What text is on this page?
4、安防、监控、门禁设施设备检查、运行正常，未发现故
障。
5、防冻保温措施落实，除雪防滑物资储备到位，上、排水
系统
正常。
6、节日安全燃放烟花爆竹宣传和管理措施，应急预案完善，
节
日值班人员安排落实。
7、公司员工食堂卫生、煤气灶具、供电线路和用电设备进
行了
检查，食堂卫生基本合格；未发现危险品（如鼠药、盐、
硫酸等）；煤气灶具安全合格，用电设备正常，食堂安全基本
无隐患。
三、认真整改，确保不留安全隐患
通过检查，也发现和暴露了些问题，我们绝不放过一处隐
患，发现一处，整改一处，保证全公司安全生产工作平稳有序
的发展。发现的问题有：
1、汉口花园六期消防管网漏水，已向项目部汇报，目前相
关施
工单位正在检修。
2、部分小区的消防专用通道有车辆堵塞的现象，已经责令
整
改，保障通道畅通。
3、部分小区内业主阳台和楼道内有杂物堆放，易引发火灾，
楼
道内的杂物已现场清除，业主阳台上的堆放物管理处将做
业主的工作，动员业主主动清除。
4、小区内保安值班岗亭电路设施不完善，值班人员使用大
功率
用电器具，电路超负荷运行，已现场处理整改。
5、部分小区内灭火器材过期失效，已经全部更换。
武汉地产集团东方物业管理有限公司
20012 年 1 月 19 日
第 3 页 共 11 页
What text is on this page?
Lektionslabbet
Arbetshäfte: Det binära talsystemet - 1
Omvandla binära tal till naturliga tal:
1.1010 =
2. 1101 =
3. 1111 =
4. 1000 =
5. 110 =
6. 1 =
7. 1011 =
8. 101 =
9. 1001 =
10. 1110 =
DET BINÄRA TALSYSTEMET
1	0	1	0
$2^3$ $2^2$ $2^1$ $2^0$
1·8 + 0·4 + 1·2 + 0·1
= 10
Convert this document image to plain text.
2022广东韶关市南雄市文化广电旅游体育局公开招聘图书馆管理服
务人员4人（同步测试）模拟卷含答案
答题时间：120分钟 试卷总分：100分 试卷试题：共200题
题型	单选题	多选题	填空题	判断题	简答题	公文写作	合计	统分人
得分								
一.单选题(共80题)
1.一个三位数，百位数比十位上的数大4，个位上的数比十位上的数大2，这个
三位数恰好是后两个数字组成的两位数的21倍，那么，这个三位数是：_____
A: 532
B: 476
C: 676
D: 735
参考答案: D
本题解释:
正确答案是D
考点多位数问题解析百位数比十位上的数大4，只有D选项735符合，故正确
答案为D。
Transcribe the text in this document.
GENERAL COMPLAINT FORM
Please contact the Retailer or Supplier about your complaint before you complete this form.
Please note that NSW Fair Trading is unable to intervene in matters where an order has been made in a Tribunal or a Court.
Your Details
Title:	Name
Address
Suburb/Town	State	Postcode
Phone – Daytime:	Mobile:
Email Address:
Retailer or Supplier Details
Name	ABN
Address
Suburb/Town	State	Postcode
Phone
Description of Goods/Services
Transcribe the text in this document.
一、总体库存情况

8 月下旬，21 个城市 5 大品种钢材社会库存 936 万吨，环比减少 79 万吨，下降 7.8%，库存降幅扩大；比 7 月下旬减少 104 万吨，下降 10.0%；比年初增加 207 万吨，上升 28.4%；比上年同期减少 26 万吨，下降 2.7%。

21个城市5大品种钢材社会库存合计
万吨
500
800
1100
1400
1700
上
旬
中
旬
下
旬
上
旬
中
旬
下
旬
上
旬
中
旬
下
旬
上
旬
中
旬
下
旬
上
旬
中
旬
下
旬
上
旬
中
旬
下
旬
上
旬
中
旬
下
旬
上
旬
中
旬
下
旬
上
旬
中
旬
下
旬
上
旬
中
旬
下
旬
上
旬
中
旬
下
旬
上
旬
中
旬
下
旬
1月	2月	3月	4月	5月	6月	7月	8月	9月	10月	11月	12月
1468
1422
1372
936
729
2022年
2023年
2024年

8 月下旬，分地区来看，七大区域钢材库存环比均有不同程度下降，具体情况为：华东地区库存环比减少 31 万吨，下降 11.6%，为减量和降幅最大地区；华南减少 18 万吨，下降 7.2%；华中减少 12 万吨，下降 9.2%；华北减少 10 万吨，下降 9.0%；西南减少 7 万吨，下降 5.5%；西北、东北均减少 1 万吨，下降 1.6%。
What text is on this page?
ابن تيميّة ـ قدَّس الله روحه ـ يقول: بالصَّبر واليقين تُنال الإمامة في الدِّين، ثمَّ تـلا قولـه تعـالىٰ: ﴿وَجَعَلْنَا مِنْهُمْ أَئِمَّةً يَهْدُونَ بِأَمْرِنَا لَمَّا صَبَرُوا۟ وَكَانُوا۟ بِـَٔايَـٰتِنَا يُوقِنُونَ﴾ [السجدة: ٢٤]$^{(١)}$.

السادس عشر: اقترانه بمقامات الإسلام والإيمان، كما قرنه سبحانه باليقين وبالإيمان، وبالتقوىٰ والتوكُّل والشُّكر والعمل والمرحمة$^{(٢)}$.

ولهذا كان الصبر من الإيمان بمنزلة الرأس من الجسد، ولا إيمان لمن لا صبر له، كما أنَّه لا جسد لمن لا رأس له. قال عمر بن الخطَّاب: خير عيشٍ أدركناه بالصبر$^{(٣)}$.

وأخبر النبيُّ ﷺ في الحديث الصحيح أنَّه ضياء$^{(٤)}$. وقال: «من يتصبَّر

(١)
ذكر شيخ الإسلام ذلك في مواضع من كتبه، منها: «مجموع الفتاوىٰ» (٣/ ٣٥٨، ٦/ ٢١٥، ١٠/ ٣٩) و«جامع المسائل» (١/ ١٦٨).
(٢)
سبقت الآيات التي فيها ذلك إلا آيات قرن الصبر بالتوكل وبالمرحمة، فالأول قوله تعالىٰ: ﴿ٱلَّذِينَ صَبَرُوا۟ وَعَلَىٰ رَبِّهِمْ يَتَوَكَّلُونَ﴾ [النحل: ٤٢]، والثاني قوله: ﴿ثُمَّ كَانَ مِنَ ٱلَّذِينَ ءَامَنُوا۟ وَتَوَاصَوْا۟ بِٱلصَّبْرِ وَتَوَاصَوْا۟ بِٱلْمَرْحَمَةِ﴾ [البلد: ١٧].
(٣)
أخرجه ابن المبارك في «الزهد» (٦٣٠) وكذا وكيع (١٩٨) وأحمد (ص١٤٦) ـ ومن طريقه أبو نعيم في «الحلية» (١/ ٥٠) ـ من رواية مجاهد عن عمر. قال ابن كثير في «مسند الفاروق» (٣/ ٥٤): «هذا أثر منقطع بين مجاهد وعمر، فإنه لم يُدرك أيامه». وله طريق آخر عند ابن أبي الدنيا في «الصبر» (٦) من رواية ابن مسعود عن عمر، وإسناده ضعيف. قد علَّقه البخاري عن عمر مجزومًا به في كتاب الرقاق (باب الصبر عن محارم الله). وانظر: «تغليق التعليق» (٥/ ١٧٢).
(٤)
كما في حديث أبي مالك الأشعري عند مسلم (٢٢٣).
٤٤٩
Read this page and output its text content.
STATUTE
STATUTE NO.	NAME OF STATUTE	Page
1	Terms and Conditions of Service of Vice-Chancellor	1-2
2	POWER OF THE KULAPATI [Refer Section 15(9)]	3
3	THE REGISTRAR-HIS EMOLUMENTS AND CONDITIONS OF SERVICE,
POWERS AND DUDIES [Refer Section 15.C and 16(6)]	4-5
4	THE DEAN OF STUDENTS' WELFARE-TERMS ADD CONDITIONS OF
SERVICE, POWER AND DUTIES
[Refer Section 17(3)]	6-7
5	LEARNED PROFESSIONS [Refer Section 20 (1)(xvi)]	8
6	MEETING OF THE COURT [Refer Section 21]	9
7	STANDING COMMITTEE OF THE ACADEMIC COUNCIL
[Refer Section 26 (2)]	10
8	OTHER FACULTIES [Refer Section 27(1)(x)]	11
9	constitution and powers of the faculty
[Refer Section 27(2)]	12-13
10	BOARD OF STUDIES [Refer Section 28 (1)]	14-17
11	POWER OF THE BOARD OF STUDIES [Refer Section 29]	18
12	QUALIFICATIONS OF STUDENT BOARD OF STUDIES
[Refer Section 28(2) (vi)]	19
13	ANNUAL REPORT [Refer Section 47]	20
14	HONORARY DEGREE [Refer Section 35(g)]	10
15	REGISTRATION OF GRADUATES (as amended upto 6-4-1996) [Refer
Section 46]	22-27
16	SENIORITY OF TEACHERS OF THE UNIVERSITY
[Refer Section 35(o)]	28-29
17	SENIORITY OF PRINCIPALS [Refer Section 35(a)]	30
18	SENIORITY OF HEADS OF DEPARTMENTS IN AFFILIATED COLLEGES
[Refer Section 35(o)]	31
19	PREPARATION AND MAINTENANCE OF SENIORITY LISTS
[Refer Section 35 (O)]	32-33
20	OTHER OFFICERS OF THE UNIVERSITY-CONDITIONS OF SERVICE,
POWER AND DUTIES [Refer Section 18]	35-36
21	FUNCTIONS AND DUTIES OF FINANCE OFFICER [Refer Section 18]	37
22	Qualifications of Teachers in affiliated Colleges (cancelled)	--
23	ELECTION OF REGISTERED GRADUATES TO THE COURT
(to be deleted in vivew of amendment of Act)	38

####

WHAT IS BEING ASKED. From the line containing "Read this page and output its text content." down to the final line of the data, write out every line exactly; both the first and last of these belong in your answer, and nothing else does.

THE SOLUTION.
Read this page and output its text content.
STATUTE
STATUTE NO.	NAME OF STATUTE	Page
1	Terms and Conditions of Service of Vice-Chancellor	1-2
2	POWER OF THE KULAPATI [Refer Section 15(9)]	3
3	THE REGISTRAR-HIS EMOLUMENTS AND CONDITIONS OF SERVICE,
POWERS AND DUDIES [Refer Section 15.C and 16(6)]	4-5
4	THE DEAN OF STUDENTS' WELFARE-TERMS ADD CONDITIONS OF
SERVICE, POWER AND DUTIES
[Refer Section 17(3)]	6-7
5	LEARNED PROFESSIONS [Refer Section 20 (1)(xvi)]	8
6	MEETING OF THE COURT [Refer Section 21]	9
7	STANDING COMMITTEE OF THE ACADEMIC COUNCIL
[Refer Section 26 (2)]	10
8	OTHER FACULTIES [Refer Section 27(1)(x)]	11
9	constitution and powers of the faculty
[Refer Section 27(2)]	12-13
10	BOARD OF STUDIES [Refer Section 28 (1)]	14-17
11	POWER OF THE BOARD OF STUDIES [Refer Section 29]	18
12	QUALIFICATIONS OF STUDENT BOARD OF STUDIES
[Refer Section 28(2) (vi)]	19
13	ANNUAL REPORT [Refer Section 47]	20
14	HONORARY DEGREE [Refer Section 35(g)]	10
15	REGISTRATION OF GRADUATES (as amended upto 6-4-1996) [Refer
Section 46]	22-27
16	SENIORITY OF TEACHERS OF THE UNIVERSITY
[Refer Section 35(o)]	28-29
17	SENIORITY OF PRINCIPALS [Refer Section 35(a)]	30
18	SENIORITY OF HEADS OF DEPARTMENTS IN AFFILIATED COLLEGES
[Refer Section 35(o)]	31
19	PREPARATION AND MAINTENANCE OF SENIORITY LISTS
[Refer Section 35 (O)]	32-33
20	OTHER OFFICERS OF THE UNIVERSITY-CONDITIONS OF SERVICE,
POWER AND DUTIES [Refer Section 18]	35-36
21	FUNCTIONS AND DUTIES OF FINANCE OFFICER [Refer Section 18]	37
22	Qualifications of Teachers in affiliated Colleges (cancelled)	--
23	ELECTION OF REGISTERED GRADUATES TO THE COURT
(to be deleted in vivew of amendment of Act)	38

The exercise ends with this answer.